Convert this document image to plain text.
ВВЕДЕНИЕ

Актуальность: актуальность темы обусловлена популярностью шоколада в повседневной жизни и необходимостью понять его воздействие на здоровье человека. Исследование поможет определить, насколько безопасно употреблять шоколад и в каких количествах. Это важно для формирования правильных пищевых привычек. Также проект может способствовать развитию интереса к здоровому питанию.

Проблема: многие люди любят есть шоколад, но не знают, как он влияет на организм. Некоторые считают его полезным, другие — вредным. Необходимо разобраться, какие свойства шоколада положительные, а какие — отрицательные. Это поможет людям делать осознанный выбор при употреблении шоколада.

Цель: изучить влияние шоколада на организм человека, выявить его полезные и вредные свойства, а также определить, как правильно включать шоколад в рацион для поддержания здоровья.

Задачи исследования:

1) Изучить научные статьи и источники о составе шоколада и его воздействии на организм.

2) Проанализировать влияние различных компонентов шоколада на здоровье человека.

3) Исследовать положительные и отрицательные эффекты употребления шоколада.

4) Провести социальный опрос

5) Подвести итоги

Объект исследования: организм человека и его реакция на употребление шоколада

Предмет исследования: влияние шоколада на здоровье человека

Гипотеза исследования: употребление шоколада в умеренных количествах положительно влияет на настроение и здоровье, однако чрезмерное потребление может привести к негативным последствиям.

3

+--

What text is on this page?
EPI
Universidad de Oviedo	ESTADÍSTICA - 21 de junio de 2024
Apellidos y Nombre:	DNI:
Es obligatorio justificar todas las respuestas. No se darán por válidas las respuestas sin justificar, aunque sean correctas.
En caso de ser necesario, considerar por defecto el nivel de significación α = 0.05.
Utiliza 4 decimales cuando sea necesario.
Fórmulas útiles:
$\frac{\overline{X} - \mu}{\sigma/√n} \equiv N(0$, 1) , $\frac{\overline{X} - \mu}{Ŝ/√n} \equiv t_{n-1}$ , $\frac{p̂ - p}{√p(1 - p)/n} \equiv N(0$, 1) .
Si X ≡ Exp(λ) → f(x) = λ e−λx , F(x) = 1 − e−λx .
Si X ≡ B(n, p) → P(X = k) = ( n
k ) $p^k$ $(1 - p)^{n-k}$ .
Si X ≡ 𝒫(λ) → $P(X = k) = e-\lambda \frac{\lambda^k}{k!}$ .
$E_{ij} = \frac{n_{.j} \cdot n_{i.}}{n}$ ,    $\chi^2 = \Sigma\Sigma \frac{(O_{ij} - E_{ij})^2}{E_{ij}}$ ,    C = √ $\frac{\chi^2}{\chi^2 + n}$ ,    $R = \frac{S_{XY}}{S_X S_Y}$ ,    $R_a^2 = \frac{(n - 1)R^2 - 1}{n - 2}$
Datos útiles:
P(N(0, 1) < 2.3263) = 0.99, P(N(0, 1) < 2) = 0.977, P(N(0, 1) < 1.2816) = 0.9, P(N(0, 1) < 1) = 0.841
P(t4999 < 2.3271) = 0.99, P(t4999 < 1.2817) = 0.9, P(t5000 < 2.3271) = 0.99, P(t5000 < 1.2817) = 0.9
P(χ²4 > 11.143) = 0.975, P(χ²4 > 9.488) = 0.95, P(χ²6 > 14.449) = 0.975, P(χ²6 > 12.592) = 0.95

+--

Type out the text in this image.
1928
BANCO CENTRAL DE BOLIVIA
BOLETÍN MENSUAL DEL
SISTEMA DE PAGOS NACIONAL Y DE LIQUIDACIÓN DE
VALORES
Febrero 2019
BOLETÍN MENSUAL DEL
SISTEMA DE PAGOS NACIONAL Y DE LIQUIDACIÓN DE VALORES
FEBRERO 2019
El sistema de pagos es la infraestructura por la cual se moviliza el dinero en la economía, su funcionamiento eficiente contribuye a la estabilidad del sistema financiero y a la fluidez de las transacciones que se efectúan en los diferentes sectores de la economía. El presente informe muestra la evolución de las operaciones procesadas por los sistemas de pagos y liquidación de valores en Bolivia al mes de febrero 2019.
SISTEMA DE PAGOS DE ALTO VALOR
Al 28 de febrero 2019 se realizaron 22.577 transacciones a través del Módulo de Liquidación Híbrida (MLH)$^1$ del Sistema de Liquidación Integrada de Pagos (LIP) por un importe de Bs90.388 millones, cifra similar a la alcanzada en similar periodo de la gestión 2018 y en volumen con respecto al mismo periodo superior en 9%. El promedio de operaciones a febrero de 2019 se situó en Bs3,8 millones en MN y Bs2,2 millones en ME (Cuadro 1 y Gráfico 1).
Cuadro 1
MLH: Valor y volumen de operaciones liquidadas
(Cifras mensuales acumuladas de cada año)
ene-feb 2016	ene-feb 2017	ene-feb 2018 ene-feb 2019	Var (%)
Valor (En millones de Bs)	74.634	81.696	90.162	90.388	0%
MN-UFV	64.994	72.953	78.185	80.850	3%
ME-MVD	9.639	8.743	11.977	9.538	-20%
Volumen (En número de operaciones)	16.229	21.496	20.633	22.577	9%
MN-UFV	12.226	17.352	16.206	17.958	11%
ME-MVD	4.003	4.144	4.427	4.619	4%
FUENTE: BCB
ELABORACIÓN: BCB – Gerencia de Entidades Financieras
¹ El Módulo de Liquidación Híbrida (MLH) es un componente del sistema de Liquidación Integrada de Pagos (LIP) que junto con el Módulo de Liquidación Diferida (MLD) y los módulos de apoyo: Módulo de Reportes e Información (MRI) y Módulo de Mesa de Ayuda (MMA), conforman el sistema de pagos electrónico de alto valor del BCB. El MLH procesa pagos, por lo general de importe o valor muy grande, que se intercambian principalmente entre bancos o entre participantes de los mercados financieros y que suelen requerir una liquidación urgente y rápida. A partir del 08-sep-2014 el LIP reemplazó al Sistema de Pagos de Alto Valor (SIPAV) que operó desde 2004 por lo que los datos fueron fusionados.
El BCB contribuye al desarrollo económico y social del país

+--

▸ Do this: Where a line in the entries holds "image", copy that line.

▸ Task output:
Convert this document image to plain text.
Type out the text in this image.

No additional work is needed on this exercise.